**Do this:** Copy all of the following lines word for word.

(Element boundary records)
----------------
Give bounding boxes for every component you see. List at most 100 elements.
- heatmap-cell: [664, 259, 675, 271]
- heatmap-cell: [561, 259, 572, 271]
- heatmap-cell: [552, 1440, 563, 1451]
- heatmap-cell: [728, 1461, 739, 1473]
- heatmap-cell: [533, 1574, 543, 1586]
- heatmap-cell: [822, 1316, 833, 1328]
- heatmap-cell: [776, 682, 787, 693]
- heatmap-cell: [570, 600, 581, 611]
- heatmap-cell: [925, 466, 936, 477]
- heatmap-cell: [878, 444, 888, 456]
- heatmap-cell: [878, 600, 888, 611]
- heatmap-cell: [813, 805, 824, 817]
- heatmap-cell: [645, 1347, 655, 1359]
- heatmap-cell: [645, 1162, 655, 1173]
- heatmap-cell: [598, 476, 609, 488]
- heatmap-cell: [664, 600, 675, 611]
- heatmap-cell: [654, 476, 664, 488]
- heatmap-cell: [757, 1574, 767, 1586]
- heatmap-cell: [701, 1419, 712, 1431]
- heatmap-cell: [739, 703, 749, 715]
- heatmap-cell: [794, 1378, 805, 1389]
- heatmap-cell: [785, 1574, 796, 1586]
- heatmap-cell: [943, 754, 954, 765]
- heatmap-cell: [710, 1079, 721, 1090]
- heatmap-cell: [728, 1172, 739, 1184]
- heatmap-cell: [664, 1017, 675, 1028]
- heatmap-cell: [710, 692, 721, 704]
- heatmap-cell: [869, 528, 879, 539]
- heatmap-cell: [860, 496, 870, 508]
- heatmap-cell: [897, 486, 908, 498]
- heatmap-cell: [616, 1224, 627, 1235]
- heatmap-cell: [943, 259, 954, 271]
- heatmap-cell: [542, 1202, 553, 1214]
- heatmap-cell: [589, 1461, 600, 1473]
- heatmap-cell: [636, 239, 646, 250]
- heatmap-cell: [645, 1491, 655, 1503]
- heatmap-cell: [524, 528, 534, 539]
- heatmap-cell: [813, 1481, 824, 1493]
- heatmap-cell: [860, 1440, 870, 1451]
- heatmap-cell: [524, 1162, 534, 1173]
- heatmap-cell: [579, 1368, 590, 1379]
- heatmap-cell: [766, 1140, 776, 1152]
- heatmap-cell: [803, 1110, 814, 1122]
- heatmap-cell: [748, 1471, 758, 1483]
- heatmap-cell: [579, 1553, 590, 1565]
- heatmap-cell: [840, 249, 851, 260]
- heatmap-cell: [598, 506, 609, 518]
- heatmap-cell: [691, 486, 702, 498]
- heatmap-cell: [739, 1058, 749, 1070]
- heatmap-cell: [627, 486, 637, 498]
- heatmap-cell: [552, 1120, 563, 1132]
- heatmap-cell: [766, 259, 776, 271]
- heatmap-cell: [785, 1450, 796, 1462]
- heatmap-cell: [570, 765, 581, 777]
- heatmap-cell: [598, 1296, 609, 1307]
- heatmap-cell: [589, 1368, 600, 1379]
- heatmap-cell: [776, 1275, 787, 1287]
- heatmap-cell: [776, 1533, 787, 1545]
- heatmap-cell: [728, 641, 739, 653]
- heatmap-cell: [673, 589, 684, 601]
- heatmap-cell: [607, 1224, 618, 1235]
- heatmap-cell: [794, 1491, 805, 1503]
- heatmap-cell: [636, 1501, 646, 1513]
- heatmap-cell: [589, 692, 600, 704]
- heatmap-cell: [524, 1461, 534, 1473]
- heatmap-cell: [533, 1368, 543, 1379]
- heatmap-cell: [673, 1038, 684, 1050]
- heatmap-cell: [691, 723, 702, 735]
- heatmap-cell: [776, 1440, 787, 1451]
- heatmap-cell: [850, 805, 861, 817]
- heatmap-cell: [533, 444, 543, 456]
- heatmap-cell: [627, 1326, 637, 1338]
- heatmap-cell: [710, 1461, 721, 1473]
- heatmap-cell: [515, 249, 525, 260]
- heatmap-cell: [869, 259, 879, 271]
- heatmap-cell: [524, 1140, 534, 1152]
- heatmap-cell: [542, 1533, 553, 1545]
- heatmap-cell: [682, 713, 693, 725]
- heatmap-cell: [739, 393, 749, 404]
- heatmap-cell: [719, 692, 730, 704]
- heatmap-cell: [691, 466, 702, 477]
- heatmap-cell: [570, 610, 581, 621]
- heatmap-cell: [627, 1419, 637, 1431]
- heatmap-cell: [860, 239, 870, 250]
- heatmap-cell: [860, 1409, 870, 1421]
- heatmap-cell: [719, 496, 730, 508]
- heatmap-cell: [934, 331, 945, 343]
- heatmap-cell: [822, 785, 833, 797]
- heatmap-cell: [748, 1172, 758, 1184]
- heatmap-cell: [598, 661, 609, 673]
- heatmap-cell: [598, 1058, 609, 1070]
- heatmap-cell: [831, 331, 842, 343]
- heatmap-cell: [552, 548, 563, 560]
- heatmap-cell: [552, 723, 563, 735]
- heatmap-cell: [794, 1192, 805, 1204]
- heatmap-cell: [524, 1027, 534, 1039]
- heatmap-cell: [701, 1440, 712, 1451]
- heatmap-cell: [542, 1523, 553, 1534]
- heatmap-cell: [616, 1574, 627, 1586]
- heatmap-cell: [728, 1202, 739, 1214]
----------------
**Expected answer:**
Give bounding boxes for every component you see. List at most 100 elements.
- heatmap-cell: [664, 259, 675, 271]
- heatmap-cell: [561, 259, 572, 271]
- heatmap-cell: [552, 1440, 563, 1451]
- heatmap-cell: [728, 1461, 739, 1473]
- heatmap-cell: [533, 1574, 543, 1586]
- heatmap-cell: [822, 1316, 833, 1328]
- heatmap-cell: [776, 682, 787, 693]
- heatmap-cell: [570, 600, 581, 611]
- heatmap-cell: [925, 466, 936, 477]
- heatmap-cell: [878, 444, 888, 456]
- heatmap-cell: [878, 600, 888, 611]
- heatmap-cell: [813, 805, 824, 817]
- heatmap-cell: [645, 1347, 655, 1359]
- heatmap-cell: [645, 1162, 655, 1173]
- heatmap-cell: [598, 476, 609, 488]
- heatmap-cell: [664, 600, 675, 611]
- heatmap-cell: [654, 476, 664, 488]
- heatmap-cell: [757, 1574, 767, 1586]
- heatmap-cell: [701, 1419, 712, 1431]
- heatmap-cell: [739, 703, 749, 715]
- heatmap-cell: [794, 1378, 805, 1389]
- heatmap-cell: [785, 1574, 796, 1586]
- heatmap-cell: [943, 754, 954, 765]
- heatmap-cell: [710, 1079, 721, 1090]
- heatmap-cell: [728, 1172, 739, 1184]
- heatmap-cell: [664, 1017, 675, 1028]
- heatmap-cell: [710, 692, 721, 704]
- heatmap-cell: [869, 528, 879, 539]
- heatmap-cell: [860, 496, 870, 508]
- heatmap-cell: [897, 486, 908, 498]
- heatmap-cell: [616, 1224, 627, 1235]
- heatmap-cell: [943, 259, 954, 271]
- heatmap-cell: [542, 1202, 553, 1214]
- heatmap-cell: [589, 1461, 600, 1473]
- heatmap-cell: [636, 239, 646, 250]
- heatmap-cell: [645, 1491, 655, 1503]
- heatmap-cell: [524, 528, 534, 539]
- heatmap-cell: [813, 1481, 824, 1493]
- heatmap-cell: [860, 1440, 870, 1451]
- heatmap-cell: [524, 1162, 534, 1173]
- heatmap-cell: [579, 1368, 590, 1379]
- heatmap-cell: [766, 1140, 776, 1152]
- heatmap-cell: [803, 1110, 814, 1122]
- heatmap-cell: [748, 1471, 758, 1483]
- heatmap-cell: [579, 1553, 590, 1565]
- heatmap-cell: [840, 249, 851, 260]
- heatmap-cell: [598, 506, 609, 518]
- heatmap-cell: [691, 486, 702, 498]
- heatmap-cell: [739, 1058, 749, 1070]
- heatmap-cell: [627, 486, 637, 498]
- heatmap-cell: [552, 1120, 563, 1132]
- heatmap-cell: [766, 259, 776, 271]
- heatmap-cell: [785, 1450, 796, 1462]
- heatmap-cell: [570, 765, 581, 777]
- heatmap-cell: [598, 1296, 609, 1307]
- heatmap-cell: [589, 1368, 600, 1379]
- heatmap-cell: [776, 1275, 787, 1287]
- heatmap-cell: [776, 1533, 787, 1545]
- heatmap-cell: [728, 641, 739, 653]
- heatmap-cell: [673, 589, 684, 601]
- heatmap-cell: [607, 1224, 618, 1235]
- heatmap-cell: [794, 1491, 805, 1503]
- heatmap-cell: [636, 1501, 646, 1513]
- heatmap-cell: [589, 692, 600, 704]
- heatmap-cell: [524, 1461, 534, 1473]
- heatmap-cell: [533, 1368, 543, 1379]
- heatmap-cell: [673, 1038, 684, 1050]
- heatmap-cell: [691, 723, 702, 735]
- heatmap-cell: [776, 1440, 787, 1451]
- heatmap-cell: [850, 805, 861, 817]
- heatmap-cell: [533, 444, 543, 456]
- heatmap-cell: [627, 1326, 637, 1338]
- heatmap-cell: [710, 1461, 721, 1473]
- heatmap-cell: [515, 249, 525, 260]
- heatmap-cell: [869, 259, 879, 271]
- heatmap-cell: [524, 1140, 534, 1152]
- heatmap-cell: [542, 1533, 553, 1545]
- heatmap-cell: [682, 713, 693, 725]
- heatmap-cell: [739, 393, 749, 404]
- heatmap-cell: [719, 692, 730, 704]
- heatmap-cell: [691, 466, 702, 477]
- heatmap-cell: [570, 610, 581, 621]
- heatmap-cell: [627, 1419, 637, 1431]
- heatmap-cell: [860, 239, 870, 250]
- heatmap-cell: [860, 1409, 870, 1421]
- heatmap-cell: [719, 496, 730, 508]
- heatmap-cell: [934, 331, 945, 343]
- heatmap-cell: [822, 785, 833, 797]
- heatmap-cell: [748, 1172, 758, 1184]
- heatmap-cell: [598, 661, 609, 673]
- heatmap-cell: [598, 1058, 609, 1070]
- heatmap-cell: [831, 331, 842, 343]
- heatmap-cell: [552, 548, 563, 560]
- heatmap-cell: [552, 723, 563, 735]
- heatmap-cell: [794, 1192, 805, 1204]
- heatmap-cell: [524, 1027, 534, 1039]
- heatmap-cell: [701, 1440, 712, 1451]
- heatmap-cell: [542, 1523, 553, 1534]
- heatmap-cell: [616, 1574, 627, 1586]
- heatmap-cell: [728, 1202, 739, 1214]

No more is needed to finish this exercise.